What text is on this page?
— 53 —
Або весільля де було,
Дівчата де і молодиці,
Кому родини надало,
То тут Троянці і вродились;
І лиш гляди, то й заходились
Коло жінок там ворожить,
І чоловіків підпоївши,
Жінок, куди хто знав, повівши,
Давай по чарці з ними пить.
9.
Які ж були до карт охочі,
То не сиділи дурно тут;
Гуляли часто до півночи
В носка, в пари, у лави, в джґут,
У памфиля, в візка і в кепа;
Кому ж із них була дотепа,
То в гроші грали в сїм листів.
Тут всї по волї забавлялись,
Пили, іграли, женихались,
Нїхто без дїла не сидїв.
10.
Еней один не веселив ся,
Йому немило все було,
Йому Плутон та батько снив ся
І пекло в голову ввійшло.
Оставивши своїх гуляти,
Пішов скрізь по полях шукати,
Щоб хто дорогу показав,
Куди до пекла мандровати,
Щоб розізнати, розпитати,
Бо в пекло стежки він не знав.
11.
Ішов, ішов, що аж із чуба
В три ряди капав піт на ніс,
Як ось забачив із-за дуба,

----------------

Written instruction
Write out each line of the data that holds the string "знав".

Full solution
Жінок, куди хто знав, повівши,
Бо в пекло стежки він не знав.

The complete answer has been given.